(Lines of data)
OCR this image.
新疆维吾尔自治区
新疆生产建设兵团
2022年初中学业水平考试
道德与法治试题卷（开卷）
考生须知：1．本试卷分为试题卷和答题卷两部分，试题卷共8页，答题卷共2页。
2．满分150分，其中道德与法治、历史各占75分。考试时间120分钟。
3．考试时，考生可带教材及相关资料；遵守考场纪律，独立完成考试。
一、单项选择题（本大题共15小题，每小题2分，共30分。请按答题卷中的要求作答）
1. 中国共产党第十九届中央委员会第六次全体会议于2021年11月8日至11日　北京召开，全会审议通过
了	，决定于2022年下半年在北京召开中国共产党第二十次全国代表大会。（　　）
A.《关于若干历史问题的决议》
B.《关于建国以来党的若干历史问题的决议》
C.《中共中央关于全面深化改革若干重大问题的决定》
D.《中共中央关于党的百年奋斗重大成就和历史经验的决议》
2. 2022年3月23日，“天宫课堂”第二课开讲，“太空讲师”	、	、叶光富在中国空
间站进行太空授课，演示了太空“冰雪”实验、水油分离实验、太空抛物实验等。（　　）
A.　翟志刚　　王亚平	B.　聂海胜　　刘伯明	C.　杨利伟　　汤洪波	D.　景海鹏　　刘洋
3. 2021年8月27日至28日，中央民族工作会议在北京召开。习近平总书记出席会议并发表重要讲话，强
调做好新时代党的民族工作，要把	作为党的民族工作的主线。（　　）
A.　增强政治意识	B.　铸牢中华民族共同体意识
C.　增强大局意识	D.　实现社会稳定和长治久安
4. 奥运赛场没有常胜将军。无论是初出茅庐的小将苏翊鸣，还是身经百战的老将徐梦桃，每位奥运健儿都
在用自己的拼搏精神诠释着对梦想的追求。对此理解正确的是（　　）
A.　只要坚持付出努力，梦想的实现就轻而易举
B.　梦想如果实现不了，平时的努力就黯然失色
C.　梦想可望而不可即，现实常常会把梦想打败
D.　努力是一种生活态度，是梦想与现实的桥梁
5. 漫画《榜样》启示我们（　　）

> [Exercise requirements]:
Copy out each line exactly as written.

> [Result below]:
OCR this image.
新疆维吾尔自治区
新疆生产建设兵团
2022年初中学业水平考试
道德与法治试题卷（开卷）
考生须知：1．本试卷分为试题卷和答题卷两部分，试题卷共8页，答题卷共2页。
2．满分150分，其中道德与法治、历史各占75分。考试时间120分钟。
3．考试时，考生可带教材及相关资料；遵守考场纪律，独立完成考试。
一、单项选择题（本大题共15小题，每小题2分，共30分。请按答题卷中的要求作答）
1. 中国共产党第十九届中央委员会第六次全体会议于2021年11月8日至11日　北京召开，全会审议通过
了	，决定于2022年下半年在北京召开中国共产党第二十次全国代表大会。（　　）
A.《关于若干历史问题的决议》
B.《关于建国以来党的若干历史问题的决议》
C.《中共中央关于全面深化改革若干重大问题的决定》
D.《中共中央关于党的百年奋斗重大成就和历史经验的决议》
2. 2022年3月23日，“天宫课堂”第二课开讲，“太空讲师”	、	、叶光富在中国空
间站进行太空授课，演示了太空“冰雪”实验、水油分离实验、太空抛物实验等。（　　）
A.　翟志刚　　王亚平	B.　聂海胜　　刘伯明	C.　杨利伟　　汤洪波	D.　景海鹏　　刘洋
3. 2021年8月27日至28日，中央民族工作会议在北京召开。习近平总书记出席会议并发表重要讲话，强
调做好新时代党的民族工作，要把	作为党的民族工作的主线。（　　）
A.　增强政治意识	B.　铸牢中华民族共同体意识
C.　增强大局意识	D.　实现社会稳定和长治久安
4. 奥运赛场没有常胜将军。无论是初出茅庐的小将苏翊鸣，还是身经百战的老将徐梦桃，每位奥运健儿都
在用自己的拼搏精神诠释着对梦想的追求。对此理解正确的是（　　）
A.　只要坚持付出努力，梦想的实现就轻而易举
B.　梦想如果实现不了，平时的努力就黯然失色
C.　梦想可望而不可即，现实常常会把梦想打败
D.　努力是一种生活态度，是梦想与现实的桥梁
5. 漫画《榜样》启示我们（　　）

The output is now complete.